▶ _Set task_
Determine the number of lines in the listing below where the string "highlight" occurs; answer with the number alone.

▶ _Source records_
-=-=-

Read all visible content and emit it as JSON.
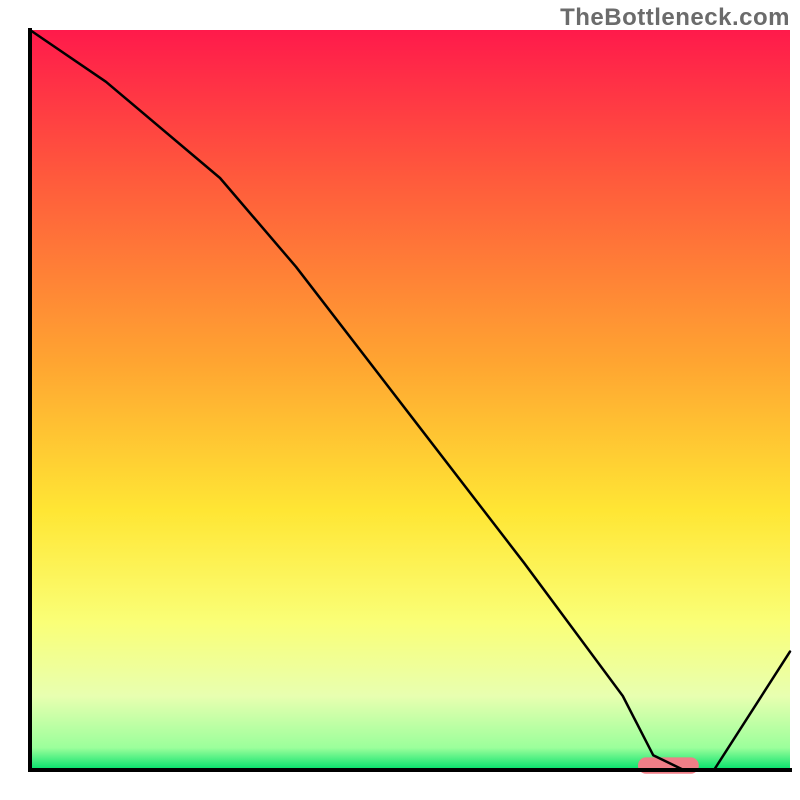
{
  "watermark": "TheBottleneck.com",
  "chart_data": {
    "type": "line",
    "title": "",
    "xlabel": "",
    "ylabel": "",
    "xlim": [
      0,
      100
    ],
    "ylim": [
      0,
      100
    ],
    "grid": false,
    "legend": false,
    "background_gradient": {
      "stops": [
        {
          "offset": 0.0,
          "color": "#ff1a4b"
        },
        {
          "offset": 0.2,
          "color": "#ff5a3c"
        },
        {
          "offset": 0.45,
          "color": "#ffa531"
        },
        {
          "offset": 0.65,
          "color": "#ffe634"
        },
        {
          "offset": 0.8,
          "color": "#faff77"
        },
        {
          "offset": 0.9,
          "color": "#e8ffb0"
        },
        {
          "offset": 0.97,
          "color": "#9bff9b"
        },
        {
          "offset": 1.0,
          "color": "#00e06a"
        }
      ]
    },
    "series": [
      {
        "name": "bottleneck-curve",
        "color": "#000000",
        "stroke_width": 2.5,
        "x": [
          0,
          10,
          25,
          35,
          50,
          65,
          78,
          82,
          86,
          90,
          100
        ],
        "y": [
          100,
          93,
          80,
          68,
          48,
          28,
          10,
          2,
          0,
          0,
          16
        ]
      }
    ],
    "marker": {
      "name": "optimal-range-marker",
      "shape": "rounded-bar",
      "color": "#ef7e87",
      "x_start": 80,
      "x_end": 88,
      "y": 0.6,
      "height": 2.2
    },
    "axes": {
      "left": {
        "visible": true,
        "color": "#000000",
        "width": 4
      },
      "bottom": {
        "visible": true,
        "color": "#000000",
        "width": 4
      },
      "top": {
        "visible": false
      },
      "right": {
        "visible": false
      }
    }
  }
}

-=-=-

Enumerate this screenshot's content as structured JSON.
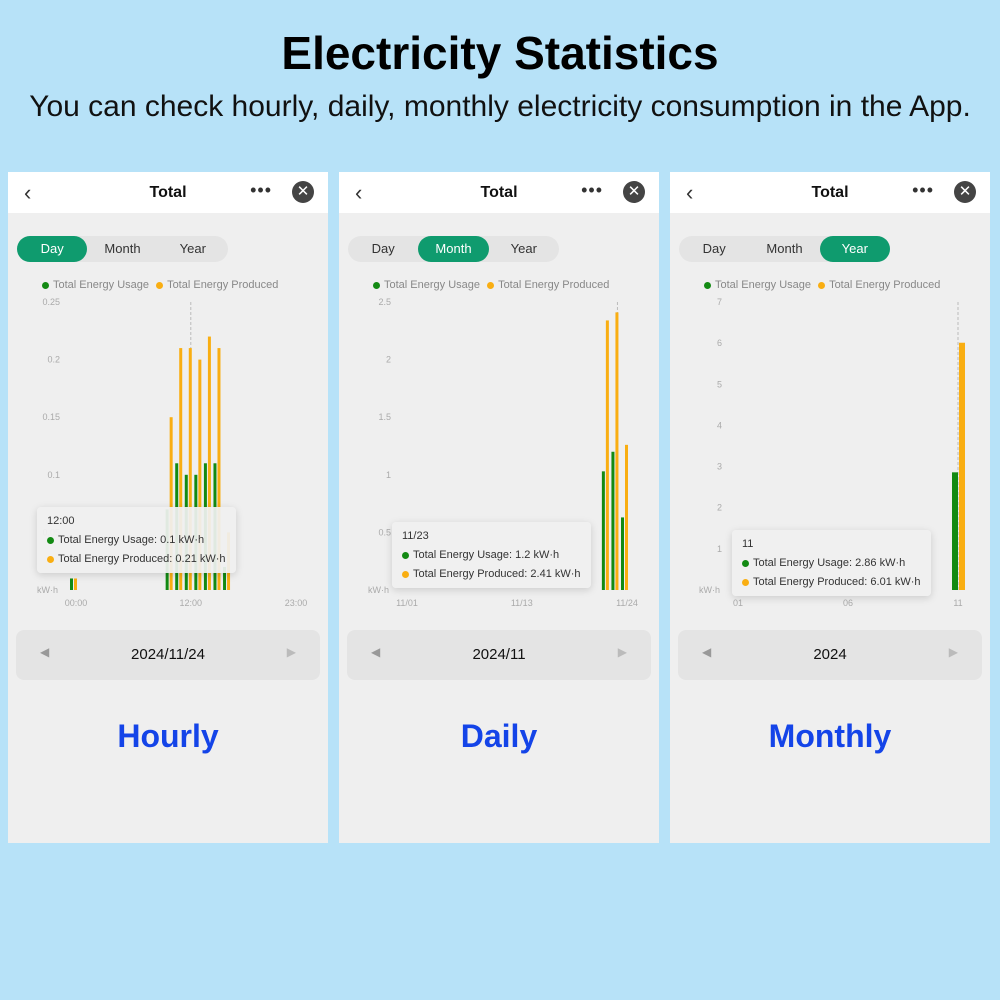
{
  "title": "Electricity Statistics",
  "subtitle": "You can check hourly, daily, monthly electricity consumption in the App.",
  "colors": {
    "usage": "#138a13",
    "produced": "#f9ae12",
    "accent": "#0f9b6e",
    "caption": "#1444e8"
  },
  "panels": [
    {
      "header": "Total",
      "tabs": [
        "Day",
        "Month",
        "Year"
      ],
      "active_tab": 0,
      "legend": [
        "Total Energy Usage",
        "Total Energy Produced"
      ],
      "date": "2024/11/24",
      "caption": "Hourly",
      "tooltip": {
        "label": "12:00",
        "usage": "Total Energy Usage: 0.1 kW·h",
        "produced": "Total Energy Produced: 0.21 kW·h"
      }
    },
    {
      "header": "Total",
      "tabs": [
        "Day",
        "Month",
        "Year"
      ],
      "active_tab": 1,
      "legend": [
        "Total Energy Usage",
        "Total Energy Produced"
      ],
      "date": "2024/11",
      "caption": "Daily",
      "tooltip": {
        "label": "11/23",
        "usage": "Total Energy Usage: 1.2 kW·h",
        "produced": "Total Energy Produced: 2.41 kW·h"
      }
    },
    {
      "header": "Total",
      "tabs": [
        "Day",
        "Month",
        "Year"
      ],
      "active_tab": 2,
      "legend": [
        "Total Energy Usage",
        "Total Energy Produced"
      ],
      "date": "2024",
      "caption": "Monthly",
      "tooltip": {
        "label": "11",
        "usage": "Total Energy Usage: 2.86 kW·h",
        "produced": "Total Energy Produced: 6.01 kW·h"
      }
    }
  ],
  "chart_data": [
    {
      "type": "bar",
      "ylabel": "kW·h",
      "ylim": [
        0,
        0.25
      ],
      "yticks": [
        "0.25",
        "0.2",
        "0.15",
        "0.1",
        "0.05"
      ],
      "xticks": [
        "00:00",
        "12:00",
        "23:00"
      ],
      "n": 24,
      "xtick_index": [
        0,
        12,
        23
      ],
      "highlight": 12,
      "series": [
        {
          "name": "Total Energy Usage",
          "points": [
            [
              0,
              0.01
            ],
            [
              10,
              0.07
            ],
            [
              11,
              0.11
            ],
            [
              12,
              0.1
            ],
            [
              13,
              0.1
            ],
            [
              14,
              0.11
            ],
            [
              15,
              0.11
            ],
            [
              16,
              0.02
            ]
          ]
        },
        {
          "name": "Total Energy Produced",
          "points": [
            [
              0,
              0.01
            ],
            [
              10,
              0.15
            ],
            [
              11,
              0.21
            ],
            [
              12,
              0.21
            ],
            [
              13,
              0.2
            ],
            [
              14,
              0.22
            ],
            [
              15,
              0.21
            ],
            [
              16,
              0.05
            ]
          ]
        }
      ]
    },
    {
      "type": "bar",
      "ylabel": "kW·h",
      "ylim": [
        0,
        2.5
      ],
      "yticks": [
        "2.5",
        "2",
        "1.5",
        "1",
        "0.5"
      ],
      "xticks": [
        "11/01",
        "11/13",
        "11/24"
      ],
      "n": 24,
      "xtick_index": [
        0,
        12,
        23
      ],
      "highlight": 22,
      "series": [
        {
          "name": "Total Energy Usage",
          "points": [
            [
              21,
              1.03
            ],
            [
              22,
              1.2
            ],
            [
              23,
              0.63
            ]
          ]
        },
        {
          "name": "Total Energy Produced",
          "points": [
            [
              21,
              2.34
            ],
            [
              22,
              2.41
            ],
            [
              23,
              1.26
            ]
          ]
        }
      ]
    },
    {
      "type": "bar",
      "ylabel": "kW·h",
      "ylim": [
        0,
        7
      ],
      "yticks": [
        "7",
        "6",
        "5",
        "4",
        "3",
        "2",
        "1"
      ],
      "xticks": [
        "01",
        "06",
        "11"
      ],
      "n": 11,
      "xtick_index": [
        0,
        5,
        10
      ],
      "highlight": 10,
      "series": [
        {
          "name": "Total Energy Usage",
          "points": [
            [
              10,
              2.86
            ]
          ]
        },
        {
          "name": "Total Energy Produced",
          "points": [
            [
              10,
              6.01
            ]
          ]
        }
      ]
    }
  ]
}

-=-=-

▶ _Answer to this problem_
3